--- Begin Material provided ---
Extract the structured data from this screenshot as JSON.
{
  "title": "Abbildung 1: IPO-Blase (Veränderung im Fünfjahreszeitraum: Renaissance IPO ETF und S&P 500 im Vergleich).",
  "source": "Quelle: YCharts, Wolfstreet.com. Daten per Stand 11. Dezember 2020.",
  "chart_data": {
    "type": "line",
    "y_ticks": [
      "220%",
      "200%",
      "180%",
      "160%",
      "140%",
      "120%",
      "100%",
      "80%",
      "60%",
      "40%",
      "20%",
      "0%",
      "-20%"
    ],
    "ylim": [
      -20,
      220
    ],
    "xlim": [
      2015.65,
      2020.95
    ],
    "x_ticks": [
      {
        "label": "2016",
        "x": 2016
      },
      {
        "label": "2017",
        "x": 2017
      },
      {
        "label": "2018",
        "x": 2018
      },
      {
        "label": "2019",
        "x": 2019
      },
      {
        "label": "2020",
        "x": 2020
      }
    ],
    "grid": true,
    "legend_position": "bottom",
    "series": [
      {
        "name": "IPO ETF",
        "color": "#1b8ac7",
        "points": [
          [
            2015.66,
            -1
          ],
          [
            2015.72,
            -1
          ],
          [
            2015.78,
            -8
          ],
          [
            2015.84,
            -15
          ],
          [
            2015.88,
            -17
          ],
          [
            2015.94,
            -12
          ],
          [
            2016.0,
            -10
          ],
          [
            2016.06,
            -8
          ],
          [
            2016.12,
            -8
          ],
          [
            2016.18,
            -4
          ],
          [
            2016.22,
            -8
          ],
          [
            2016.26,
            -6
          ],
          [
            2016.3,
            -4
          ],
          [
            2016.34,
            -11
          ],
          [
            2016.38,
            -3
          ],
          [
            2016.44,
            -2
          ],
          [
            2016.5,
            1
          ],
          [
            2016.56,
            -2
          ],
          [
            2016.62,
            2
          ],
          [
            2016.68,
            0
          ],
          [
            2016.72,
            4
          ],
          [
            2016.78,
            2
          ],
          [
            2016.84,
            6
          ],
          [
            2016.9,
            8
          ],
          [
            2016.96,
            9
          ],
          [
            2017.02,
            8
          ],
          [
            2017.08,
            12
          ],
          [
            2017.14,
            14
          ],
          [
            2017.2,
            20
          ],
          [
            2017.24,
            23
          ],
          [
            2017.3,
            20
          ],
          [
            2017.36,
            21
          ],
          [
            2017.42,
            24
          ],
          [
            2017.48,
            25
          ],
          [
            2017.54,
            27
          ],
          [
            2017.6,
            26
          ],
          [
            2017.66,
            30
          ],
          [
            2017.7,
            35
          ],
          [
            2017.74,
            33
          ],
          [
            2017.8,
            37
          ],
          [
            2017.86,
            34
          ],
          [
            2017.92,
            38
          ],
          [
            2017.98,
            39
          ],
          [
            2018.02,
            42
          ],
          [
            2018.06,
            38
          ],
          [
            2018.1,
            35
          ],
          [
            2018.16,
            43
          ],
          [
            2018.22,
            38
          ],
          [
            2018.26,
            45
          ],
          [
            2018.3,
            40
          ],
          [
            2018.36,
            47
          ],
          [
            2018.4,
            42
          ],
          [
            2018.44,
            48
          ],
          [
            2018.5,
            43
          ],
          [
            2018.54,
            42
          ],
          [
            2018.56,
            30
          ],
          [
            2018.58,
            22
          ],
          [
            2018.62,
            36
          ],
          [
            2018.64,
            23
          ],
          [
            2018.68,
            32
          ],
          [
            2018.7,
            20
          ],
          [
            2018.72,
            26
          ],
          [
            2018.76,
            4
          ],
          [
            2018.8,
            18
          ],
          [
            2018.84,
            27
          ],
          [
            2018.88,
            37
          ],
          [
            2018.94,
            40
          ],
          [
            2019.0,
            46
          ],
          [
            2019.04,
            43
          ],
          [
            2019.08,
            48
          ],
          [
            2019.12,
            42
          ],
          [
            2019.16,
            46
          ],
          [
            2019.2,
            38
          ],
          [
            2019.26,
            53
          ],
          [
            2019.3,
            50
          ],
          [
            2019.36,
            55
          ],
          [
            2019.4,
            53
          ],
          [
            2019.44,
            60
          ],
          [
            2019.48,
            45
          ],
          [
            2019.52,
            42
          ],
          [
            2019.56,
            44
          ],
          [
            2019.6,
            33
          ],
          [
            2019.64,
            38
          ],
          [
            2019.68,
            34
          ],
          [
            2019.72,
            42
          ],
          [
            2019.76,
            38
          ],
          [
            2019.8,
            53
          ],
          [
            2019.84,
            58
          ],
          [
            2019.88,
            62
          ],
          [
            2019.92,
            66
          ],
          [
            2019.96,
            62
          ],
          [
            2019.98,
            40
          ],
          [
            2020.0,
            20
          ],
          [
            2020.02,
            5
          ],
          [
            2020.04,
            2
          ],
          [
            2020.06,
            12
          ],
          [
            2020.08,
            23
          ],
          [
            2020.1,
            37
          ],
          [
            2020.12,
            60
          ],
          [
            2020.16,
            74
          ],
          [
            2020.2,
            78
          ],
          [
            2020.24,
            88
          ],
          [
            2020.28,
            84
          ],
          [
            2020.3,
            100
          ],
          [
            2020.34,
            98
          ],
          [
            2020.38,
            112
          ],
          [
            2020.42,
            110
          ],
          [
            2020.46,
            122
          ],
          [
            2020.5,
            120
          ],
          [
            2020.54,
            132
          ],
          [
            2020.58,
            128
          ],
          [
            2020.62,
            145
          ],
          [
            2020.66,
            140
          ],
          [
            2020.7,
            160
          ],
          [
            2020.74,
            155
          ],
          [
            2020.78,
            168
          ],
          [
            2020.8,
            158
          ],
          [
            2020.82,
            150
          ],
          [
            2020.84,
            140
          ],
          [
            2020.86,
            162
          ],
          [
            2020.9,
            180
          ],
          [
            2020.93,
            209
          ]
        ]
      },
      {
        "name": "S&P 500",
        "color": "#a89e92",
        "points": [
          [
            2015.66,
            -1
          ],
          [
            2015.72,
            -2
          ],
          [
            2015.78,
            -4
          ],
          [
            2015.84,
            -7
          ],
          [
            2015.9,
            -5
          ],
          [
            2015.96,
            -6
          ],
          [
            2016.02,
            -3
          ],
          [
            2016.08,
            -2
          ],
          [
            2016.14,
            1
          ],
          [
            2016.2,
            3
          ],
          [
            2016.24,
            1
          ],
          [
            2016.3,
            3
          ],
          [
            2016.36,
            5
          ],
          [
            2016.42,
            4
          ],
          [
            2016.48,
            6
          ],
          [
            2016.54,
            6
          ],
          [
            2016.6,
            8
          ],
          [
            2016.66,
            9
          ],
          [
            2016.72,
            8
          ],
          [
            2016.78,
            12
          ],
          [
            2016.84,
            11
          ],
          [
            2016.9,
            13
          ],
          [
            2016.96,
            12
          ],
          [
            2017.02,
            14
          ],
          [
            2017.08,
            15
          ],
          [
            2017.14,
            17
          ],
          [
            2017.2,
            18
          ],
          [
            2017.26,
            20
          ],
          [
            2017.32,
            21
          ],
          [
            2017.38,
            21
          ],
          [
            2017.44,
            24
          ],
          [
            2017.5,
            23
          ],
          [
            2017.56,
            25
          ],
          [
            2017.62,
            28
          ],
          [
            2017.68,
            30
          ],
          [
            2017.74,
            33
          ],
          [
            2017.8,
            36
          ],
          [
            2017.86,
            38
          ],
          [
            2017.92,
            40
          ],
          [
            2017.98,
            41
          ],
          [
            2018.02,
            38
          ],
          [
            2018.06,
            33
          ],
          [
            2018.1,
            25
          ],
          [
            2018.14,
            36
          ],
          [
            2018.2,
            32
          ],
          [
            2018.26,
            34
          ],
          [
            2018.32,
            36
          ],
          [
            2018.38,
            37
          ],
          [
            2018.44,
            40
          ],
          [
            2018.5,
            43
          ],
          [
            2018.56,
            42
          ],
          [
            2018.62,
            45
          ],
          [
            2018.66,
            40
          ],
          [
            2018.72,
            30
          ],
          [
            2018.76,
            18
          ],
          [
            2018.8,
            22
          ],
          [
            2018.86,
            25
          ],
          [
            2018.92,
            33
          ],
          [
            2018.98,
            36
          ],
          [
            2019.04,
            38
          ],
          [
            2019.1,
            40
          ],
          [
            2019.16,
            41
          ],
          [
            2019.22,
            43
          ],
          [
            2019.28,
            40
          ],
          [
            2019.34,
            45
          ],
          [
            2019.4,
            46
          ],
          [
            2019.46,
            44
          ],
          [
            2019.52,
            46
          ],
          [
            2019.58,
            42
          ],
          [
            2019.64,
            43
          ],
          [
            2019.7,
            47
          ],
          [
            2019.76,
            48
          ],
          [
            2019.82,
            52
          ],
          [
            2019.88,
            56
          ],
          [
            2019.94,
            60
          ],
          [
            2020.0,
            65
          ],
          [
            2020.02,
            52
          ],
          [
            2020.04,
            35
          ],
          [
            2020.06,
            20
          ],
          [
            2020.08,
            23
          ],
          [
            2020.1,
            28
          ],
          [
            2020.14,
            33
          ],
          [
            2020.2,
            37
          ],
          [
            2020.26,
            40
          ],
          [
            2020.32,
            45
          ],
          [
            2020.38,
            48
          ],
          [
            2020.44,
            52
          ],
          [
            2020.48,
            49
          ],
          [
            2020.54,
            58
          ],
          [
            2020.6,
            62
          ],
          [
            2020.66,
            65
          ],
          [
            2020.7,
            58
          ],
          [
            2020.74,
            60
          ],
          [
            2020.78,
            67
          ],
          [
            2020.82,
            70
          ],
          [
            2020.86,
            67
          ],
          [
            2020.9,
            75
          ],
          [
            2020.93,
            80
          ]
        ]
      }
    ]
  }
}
--- End Material provided ---
Brief: Among the lines of the data above, determine how many contain the word "label". Report the number alone.

Correct answer: 5